## GIVEN INSTRUCTION
Render the material again word for word, skipping the pictures in it.

□ □ □ □ □ □ □

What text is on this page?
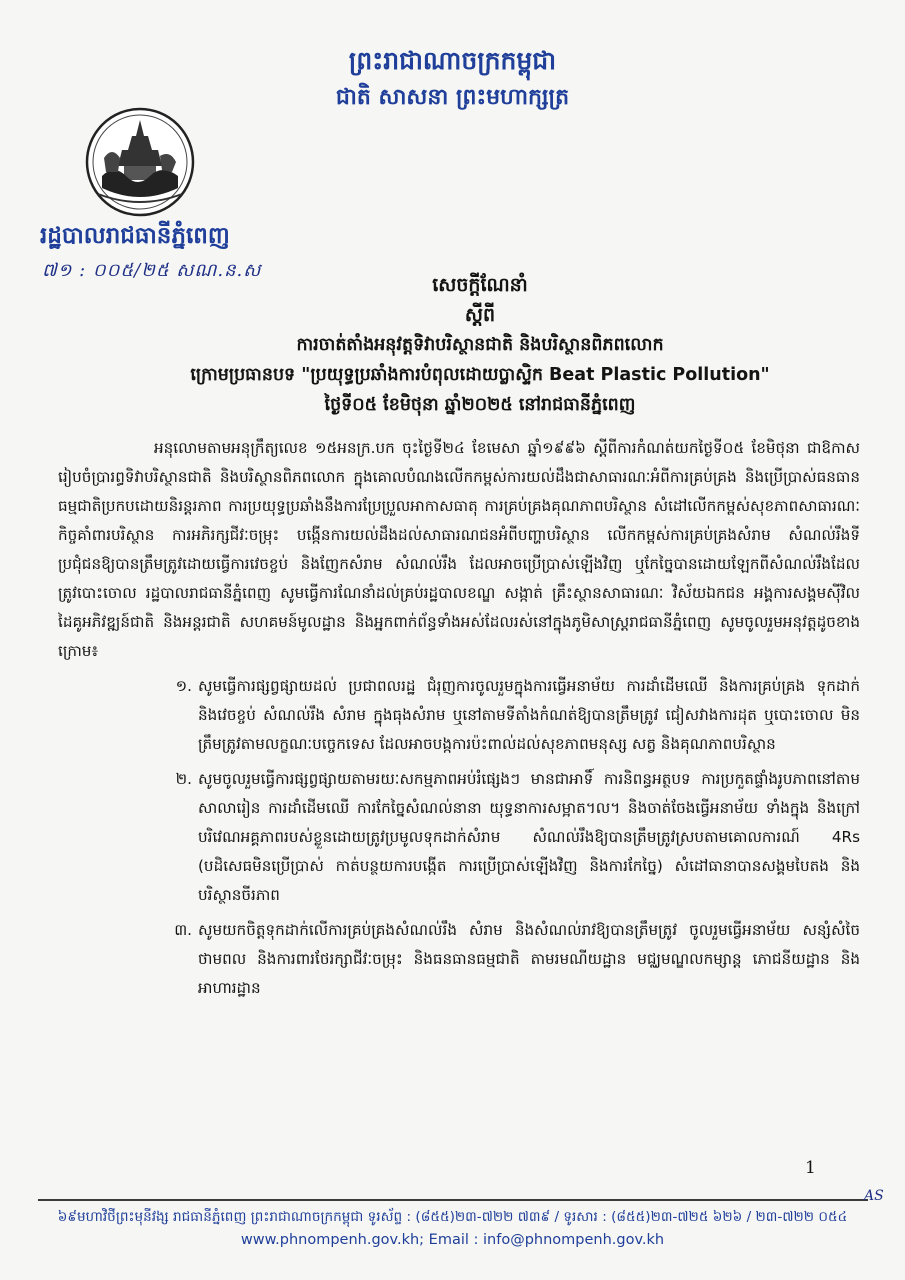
ព្រះរាជាណាចក្រកម្ពុជា
ជាតិ សាសនា ព្រះមហាក្សត្រ
រដ្ឋបាលរាជធានីភ្នំពេញ
៧១ : ០០៥/២៥ សណ.ន.ស
សេចក្តីណែនាំ
ស្តីពី
ការចាត់តាំងអនុវត្តទិវាបរិស្ថានជាតិ និងបរិស្ថានពិភពលោក
ក្រោមប្រធានបទ "ប្រយុទ្ធប្រឆាំងការបំពុលដោយប្លាស្ទិក Beat Plastic Pollution"
ថ្ងៃទី០៥ ខែមិថុនា ឆ្នាំ២០២៥ នៅរាជធានីភ្នំពេញ

អនុលោមតាមអនុក្រឹត្យលេខ ១៥អនក្រ.បក ចុះថ្ងៃទី២៤ ខែមេសា ឆ្នាំ១៩៩៦ ស្តីពីការកំណត់យកថ្ងៃទី០៥ ខែមិថុនា ជាឱកាសរៀបចំប្រារព្ធទិវាបរិស្ថានជាតិ និងបរិស្ថានពិភពលោក ក្នុងគោលបំណងលើកកម្ពស់ការយល់ដឹងជាសាធារណៈអំពីការគ្រប់គ្រង និងប្រើប្រាស់ធនធានធម្មជាតិប្រកបដោយនិរន្តរភាព ការប្រយុទ្ធប្រឆាំងនឹងការប្រែប្រួលអាកាសធាតុ ការគ្រប់គ្រងគុណភាពបរិស្ថាន សំដៅលើកកម្ពស់សុខភាពសាធារណៈ កិច្ចគាំពារបរិស្ថាន ការអភិរក្សជីវៈចម្រុះ បង្កើនការយល់ដឹងដល់សាធារណជនអំពីបញ្ហាបរិស្ថាន លើកកម្ពស់ការគ្រប់គ្រងសំរាម សំណល់រឹងទីប្រជុំជនឱ្យបានត្រឹមត្រូវដោយធ្វើការវេចខ្ចប់ និងញែកសំរាម សំណល់រឹង ដែលអាចប្រើប្រាស់ឡើងវិញ ឬកែច្នៃបានដោយឡែកពីសំណល់រឹងដែលត្រូវបោះចោល រដ្ឋបាលរាជធានីភ្នំពេញ សូមធ្វើការណែនាំដល់គ្រប់រដ្ឋបាលខណ្ឌ សង្កាត់ គ្រឹះស្ថានសាធារណៈ វិស័យឯកជន អង្គការសង្គមស៊ីវិល ដៃគូអភិវឌ្ឍន៍ជាតិ និងអន្តរជាតិ សហគមន៍មូលដ្ឋាន និងអ្នកពាក់ព័ន្ធទាំងអស់ដែលរស់នៅក្នុងភូមិសាស្ត្ររាជធានីភ្នំពេញ សូមចូលរួមអនុវត្តដូចខាងក្រោម៖

១. សូមធ្វើការផ្សព្វផ្សាយដល់ ប្រជាពលរដ្ឋ ជំរុញការចូលរួមក្នុងការធ្វើអនាម័យ ការដាំដើមឈើ និងការគ្រប់គ្រង ទុកដាក់ និងវេចខ្ចប់ សំណល់រឹង សំរាម ក្នុងធុងសំរាម ឬនៅតាមទីតាំងកំណត់ឱ្យបានត្រឹមត្រូវ ជៀសវាងការដុត ឬបោះចោល មិនត្រឹមត្រូវតាមលក្ខណៈបច្ចេកទេស ដែលអាចបង្កការប៉ះពាល់ដល់សុខភាពមនុស្ស សត្វ និងគុណភាពបរិស្ថាន
២. សូមចូលរួមធ្វើការផ្សព្វផ្សាយតាមរយៈសកម្មភាពអប់រំផ្សេងៗ មានជាអាទិ៍ ការនិពន្ធអត្ថបទ ការប្រកួតផ្ទាំងរូបភាពនៅតាមសាលារៀន ការដាំដើមឈើ ការកែច្នៃសំណល់នានា យុទ្ធនាការសម្អាត។ល។ និងចាត់ចែងធ្វើអនាម័យ ទាំងក្នុង និងក្រៅបរិវេណអគ្គភាពរបស់ខ្លួនដោយត្រូវប្រមូលទុកដាក់សំរាម សំណល់រឹងឱ្យបានត្រឹមត្រូវស្របតាមគោលការណ៍ 4Rs (បដិសេធមិនប្រើប្រាស់ កាត់បន្ថយការបង្កើត ការប្រើប្រាស់ឡើងវិញ និងការកែច្នៃ) សំដៅធានាបានសង្គមបៃតង និងបរិស្ថានចីរភាព
៣. សូមយកចិត្តទុកដាក់លើការគ្រប់គ្រងសំណល់រឹង សំរាម និងសំណល់រាវឱ្យបានត្រឹមត្រូវ ចូលរួមធ្វើអនាម័យ សន្សំសំចៃថាមពល និងការពារថែរក្សាជីវៈចម្រុះ និងធនធានធម្មជាតិ តាមរមណីយដ្ឋាន មជ្ឈមណ្ឌលកម្សាន្ត ភោជនីយដ្ឋាន និងអាហារដ្ឋាន
1
AS
៦៩មហាវិថីព្រះមុនីវង្ស រាជធានីភ្នំពេញ ព្រះរាជាណាចក្រកម្ពុជា ទូរស័ព្ទ : (៨៥៥)២៣-៧២២ ៧៣៩ / ទូរសារ : (៨៥៥)២៣-៧២៥ ៦២៦ / ២៣-៧២២ ០៥៤
www.phnompenh.gov.kh; Email : info@phnompenh.gov.kh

□ □ □ □ □ □ □

## WRITTEN RESPONSE
What text is on this page?
ព្រះរាជាណាចក្រកម្ពុជា
ជាតិ សាសនា ព្រះមហាក្សត្រ
រដ្ឋបាលរាជធានីភ្នំពេញ
៧១ : ០០៥/២៥ សណ.ន.ស
សេចក្តីណែនាំ
ស្តីពី
ការចាត់តាំងអនុវត្តទិវាបរិស្ថានជាតិ និងបរិស្ថានពិភពលោក
ក្រោមប្រធានបទ "ប្រយុទ្ធប្រឆាំងការបំពុលដោយប្លាស្ទិក Beat Plastic Pollution"
ថ្ងៃទី០៥ ខែមិថុនា ឆ្នាំ២០២៥ នៅរាជធានីភ្នំពេញ

អនុលោមតាមអនុក្រឹត្យលេខ ១៥អនក្រ.បក ចុះថ្ងៃទី២៤ ខែមេសា ឆ្នាំ១៩៩៦ ស្តីពីការកំណត់យកថ្ងៃទី០៥ ខែមិថុនា ជាឱកាសរៀបចំប្រារព្ធទិវាបរិស្ថានជាតិ និងបរិស្ថានពិភពលោក ក្នុងគោលបំណងលើកកម្ពស់ការយល់ដឹងជាសាធារណៈអំពីការគ្រប់គ្រង និងប្រើប្រាស់ធនធានធម្មជាតិប្រកបដោយនិរន្តរភាព ការប្រយុទ្ធប្រឆាំងនឹងការប្រែប្រួលអាកាសធាតុ ការគ្រប់គ្រងគុណភាពបរិស្ថាន សំដៅលើកកម្ពស់សុខភាពសាធារណៈ កិច្ចគាំពារបរិស្ថាន ការអភិរក្សជីវៈចម្រុះ បង្កើនការយល់ដឹងដល់សាធារណជនអំពីបញ្ហាបរិស្ថាន លើកកម្ពស់ការគ្រប់គ្រងសំរាម សំណល់រឹងទីប្រជុំជនឱ្យបានត្រឹមត្រូវដោយធ្វើការវេចខ្ចប់ និងញែកសំរាម សំណល់រឹង ដែលអាចប្រើប្រាស់ឡើងវិញ ឬកែច្នៃបានដោយឡែកពីសំណល់រឹងដែលត្រូវបោះចោល រដ្ឋបាលរាជធានីភ្នំពេញ សូមធ្វើការណែនាំដល់គ្រប់រដ្ឋបាលខណ្ឌ សង្កាត់ គ្រឹះស្ថានសាធារណៈ វិស័យឯកជន អង្គការសង្គមស៊ីវិល ដៃគូអភិវឌ្ឍន៍ជាតិ និងអន្តរជាតិ សហគមន៍មូលដ្ឋាន និងអ្នកពាក់ព័ន្ធទាំងអស់ដែលរស់នៅក្នុងភូមិសាស្ត្ររាជធានីភ្នំពេញ សូមចូលរួមអនុវត្តដូចខាងក្រោម៖

១. សូមធ្វើការផ្សព្វផ្សាយដល់ ប្រជាពលរដ្ឋ ជំរុញការចូលរួមក្នុងការធ្វើអនាម័យ ការដាំដើមឈើ និងការគ្រប់គ្រង ទុកដាក់ និងវេចខ្ចប់ សំណល់រឹង សំរាម ក្នុងធុងសំរាម ឬនៅតាមទីតាំងកំណត់ឱ្យបានត្រឹមត្រូវ ជៀសវាងការដុត ឬបោះចោល មិនត្រឹមត្រូវតាមលក្ខណៈបច្ចេកទេស ដែលអាចបង្កការប៉ះពាល់ដល់សុខភាពមនុស្ស សត្វ និងគុណភាពបរិស្ថាន
២. សូមចូលរួមធ្វើការផ្សព្វផ្សាយតាមរយៈសកម្មភាពអប់រំផ្សេងៗ មានជាអាទិ៍ ការនិពន្ធអត្ថបទ ការប្រកួតផ្ទាំងរូបភាពនៅតាមសាលារៀន ការដាំដើមឈើ ការកែច្នៃសំណល់នានា យុទ្ធនាការសម្អាត។ល។ និងចាត់ចែងធ្វើអនាម័យ ទាំងក្នុង និងក្រៅបរិវេណអគ្គភាពរបស់ខ្លួនដោយត្រូវប្រមូលទុកដាក់សំរាម សំណល់រឹងឱ្យបានត្រឹមត្រូវស្របតាមគោលការណ៍ 4Rs (បដិសេធមិនប្រើប្រាស់ កាត់បន្ថយការបង្កើត ការប្រើប្រាស់ឡើងវិញ និងការកែច្នៃ) សំដៅធានាបានសង្គមបៃតង និងបរិស្ថានចីរភាព
៣. សូមយកចិត្តទុកដាក់លើការគ្រប់គ្រងសំណល់រឹង សំរាម និងសំណល់រាវឱ្យបានត្រឹមត្រូវ ចូលរួមធ្វើអនាម័យ សន្សំសំចៃថាមពល និងការពារថែរក្សាជីវៈចម្រុះ និងធនធានធម្មជាតិ តាមរមណីយដ្ឋាន មជ្ឈមណ្ឌលកម្សាន្ត ភោជនីយដ្ឋាន និងអាហារដ្ឋាន
1
AS
៦៩មហាវិថីព្រះមុនីវង្ស រាជធានីភ្នំពេញ ព្រះរាជាណាចក្រកម្ពុជា ទូរស័ព្ទ : (៨៥៥)២៣-៧២២ ៧៣៩ / ទូរសារ : (៨៥៥)២៣-៧២៥ ៦២៦ / ២៣-៧២២ ០៥៤
www.phnompenh.gov.kh; Email : info@phnompenh.gov.kh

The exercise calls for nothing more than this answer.